------ Records for the exercise

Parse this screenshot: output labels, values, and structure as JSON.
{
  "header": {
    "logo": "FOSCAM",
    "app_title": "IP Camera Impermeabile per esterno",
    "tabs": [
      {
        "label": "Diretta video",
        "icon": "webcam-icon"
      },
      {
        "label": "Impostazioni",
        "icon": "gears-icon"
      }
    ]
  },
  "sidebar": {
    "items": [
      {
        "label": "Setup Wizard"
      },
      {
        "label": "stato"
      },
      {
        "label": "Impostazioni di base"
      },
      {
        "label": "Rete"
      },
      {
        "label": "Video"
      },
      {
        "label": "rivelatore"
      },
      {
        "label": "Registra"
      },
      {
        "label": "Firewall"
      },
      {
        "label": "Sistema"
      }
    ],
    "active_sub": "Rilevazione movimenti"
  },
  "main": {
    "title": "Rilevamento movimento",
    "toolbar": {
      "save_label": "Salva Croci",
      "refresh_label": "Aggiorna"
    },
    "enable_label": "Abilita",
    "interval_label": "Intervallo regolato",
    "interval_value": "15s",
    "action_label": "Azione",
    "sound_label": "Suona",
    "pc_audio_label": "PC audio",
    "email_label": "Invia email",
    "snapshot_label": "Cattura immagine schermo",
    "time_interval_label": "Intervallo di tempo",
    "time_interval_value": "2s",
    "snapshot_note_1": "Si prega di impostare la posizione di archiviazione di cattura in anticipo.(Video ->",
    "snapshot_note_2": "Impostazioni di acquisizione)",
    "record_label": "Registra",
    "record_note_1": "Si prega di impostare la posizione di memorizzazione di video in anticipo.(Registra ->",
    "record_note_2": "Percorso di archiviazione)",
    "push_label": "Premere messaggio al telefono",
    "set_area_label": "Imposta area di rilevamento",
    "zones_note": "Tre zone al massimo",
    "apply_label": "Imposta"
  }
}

------------

Quote the whole listing above, leaving nothing out.

Written solution:
Parse this screenshot: output labels, values, and structure as JSON.
{
  "header": {
    "logo": "FOSCAM",
    "app_title": "IP Camera Impermeabile per esterno",
    "tabs": [
      {
        "label": "Diretta video",
        "icon": "webcam-icon"
      },
      {
        "label": "Impostazioni",
        "icon": "gears-icon"
      }
    ]
  },
  "sidebar": {
    "items": [
      {
        "label": "Setup Wizard"
      },
      {
        "label": "stato"
      },
      {
        "label": "Impostazioni di base"
      },
      {
        "label": "Rete"
      },
      {
        "label": "Video"
      },
      {
        "label": "rivelatore"
      },
      {
        "label": "Registra"
      },
      {
        "label": "Firewall"
      },
      {
        "label": "Sistema"
      }
    ],
    "active_sub": "Rilevazione movimenti"
  },
  "main": {
    "title": "Rilevamento movimento",
    "toolbar": {
      "save_label": "Salva Croci",
      "refresh_label": "Aggiorna"
    },
    "enable_label": "Abilita",
    "interval_label": "Intervallo regolato",
    "interval_value": "15s",
    "action_label": "Azione",
    "sound_label": "Suona",
    "pc_audio_label": "PC audio",
    "email_label": "Invia email",
    "snapshot_label": "Cattura immagine schermo",
    "time_interval_label": "Intervallo di tempo",
    "time_interval_value": "2s",
    "snapshot_note_1": "Si prega di impostare la posizione di archiviazione di cattura in anticipo.(Video ->",
    "snapshot_note_2": "Impostazioni di acquisizione)",
    "record_label": "Registra",
    "record_note_1": "Si prega di impostare la posizione di memorizzazione di video in anticipo.(Registra ->",
    "record_note_2": "Percorso di archiviazione)",
    "push_label": "Premere messaggio al telefono",
    "set_area_label": "Imposta area di rilevamento",
    "zones_note": "Tre zone al massimo",
    "apply_label": "Imposta"
  }
}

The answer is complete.